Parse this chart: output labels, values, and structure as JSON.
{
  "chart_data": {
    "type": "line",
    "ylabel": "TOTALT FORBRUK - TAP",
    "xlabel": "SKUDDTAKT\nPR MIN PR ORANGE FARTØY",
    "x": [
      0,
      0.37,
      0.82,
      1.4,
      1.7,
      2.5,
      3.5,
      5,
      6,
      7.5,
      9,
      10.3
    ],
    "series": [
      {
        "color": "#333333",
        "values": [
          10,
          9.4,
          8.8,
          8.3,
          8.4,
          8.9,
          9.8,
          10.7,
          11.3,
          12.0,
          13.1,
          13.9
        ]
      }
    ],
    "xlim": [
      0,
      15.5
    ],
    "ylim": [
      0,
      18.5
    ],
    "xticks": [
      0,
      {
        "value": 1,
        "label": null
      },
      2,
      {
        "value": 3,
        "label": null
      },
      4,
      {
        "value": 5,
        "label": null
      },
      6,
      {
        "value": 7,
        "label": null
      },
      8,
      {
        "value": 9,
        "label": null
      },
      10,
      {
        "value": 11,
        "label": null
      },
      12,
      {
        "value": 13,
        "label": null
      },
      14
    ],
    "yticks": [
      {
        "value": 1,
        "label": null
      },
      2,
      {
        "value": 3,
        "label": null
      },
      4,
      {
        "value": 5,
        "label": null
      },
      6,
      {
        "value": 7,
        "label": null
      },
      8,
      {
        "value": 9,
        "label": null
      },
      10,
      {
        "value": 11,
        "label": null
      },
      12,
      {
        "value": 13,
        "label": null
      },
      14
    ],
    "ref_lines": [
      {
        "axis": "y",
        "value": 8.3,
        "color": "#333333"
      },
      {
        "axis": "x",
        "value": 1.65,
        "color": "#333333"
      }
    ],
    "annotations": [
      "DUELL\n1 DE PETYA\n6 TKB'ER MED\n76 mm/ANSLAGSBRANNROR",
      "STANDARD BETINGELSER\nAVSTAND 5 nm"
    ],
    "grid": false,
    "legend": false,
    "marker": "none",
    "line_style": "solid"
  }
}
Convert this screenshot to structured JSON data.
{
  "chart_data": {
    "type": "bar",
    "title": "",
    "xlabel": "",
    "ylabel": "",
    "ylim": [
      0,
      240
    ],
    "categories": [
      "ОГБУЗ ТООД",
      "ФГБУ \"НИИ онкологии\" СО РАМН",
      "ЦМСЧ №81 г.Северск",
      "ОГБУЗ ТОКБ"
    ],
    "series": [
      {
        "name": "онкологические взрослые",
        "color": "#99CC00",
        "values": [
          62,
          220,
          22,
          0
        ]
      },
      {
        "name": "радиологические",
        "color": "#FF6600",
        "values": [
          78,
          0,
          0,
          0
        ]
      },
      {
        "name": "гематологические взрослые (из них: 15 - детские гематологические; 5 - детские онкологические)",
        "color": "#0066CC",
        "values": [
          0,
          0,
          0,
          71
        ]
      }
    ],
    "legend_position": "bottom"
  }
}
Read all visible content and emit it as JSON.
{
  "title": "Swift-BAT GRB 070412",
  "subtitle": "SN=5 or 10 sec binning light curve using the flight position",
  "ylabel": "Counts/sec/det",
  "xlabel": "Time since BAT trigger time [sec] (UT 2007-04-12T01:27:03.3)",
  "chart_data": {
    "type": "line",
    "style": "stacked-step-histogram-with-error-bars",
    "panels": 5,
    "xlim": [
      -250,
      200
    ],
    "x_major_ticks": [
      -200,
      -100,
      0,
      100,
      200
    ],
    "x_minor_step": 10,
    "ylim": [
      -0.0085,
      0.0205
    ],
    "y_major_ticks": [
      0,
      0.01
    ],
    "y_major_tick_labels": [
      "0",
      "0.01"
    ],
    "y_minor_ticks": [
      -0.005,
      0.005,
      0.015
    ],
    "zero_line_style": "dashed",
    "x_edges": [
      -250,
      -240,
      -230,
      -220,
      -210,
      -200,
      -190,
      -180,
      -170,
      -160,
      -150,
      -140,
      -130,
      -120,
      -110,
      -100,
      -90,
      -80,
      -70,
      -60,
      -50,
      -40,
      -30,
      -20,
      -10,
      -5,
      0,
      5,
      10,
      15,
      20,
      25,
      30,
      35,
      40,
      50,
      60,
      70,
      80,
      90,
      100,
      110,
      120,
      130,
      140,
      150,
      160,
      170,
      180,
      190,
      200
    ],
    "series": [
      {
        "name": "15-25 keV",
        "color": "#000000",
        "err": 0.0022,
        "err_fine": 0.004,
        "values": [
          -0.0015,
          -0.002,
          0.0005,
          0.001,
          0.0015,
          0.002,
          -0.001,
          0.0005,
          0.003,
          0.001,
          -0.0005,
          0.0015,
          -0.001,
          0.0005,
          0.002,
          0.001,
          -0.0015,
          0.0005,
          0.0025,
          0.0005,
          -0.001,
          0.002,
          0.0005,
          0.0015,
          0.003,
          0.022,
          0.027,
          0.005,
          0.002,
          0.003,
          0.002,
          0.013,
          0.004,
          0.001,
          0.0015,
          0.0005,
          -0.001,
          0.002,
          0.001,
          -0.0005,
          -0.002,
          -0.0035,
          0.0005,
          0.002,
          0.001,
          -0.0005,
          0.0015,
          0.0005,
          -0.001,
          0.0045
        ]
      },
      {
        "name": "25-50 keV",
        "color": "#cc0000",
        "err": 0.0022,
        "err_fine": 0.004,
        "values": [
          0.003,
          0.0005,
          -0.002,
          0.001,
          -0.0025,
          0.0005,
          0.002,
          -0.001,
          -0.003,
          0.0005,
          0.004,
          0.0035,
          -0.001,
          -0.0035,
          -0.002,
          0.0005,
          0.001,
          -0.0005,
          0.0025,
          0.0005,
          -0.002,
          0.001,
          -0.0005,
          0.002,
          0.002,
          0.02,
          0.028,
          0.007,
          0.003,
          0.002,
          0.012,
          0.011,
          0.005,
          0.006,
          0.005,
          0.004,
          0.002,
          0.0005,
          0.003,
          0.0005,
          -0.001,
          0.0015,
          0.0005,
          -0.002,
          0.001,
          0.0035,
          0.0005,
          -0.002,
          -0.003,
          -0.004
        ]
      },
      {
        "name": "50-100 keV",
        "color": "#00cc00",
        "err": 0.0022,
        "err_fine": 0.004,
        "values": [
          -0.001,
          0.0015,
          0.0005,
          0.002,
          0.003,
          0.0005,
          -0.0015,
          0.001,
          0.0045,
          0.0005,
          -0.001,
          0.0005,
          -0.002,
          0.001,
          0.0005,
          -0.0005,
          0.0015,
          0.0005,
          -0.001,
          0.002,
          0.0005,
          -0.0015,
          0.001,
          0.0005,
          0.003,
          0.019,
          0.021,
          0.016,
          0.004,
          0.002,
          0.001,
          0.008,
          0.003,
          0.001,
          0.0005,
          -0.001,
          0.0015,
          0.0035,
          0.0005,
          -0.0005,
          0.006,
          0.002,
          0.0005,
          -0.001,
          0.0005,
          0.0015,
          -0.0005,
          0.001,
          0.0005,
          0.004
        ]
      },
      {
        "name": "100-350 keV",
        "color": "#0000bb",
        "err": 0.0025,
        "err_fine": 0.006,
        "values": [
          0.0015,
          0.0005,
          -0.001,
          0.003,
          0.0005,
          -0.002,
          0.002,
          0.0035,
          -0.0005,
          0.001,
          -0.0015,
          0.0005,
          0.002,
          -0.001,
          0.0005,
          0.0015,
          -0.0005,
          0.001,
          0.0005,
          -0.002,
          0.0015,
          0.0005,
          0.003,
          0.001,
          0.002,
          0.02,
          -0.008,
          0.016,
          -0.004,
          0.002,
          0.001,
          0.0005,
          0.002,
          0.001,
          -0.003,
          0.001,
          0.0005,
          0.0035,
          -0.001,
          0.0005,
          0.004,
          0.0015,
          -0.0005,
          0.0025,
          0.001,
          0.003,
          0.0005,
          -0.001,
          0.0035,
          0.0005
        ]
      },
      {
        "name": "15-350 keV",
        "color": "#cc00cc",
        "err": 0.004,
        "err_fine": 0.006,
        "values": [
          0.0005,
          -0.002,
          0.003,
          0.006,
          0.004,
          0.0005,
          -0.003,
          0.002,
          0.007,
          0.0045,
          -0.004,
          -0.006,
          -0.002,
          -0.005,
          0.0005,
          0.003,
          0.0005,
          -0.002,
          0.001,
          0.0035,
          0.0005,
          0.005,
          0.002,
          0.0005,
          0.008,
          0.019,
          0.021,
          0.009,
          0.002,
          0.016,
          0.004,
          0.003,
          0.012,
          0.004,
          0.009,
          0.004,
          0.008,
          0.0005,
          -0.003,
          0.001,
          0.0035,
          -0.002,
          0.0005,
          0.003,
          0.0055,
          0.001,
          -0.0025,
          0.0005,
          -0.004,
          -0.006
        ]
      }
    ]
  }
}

- _WHAT THE EXERCISE ASKS_: Every line above that contains the word "this" should be reported.

- _COMPLETE RESPONSE_:
Parse this chart: output labels, values, and structure as JSON.
Convert this screenshot to structured JSON data.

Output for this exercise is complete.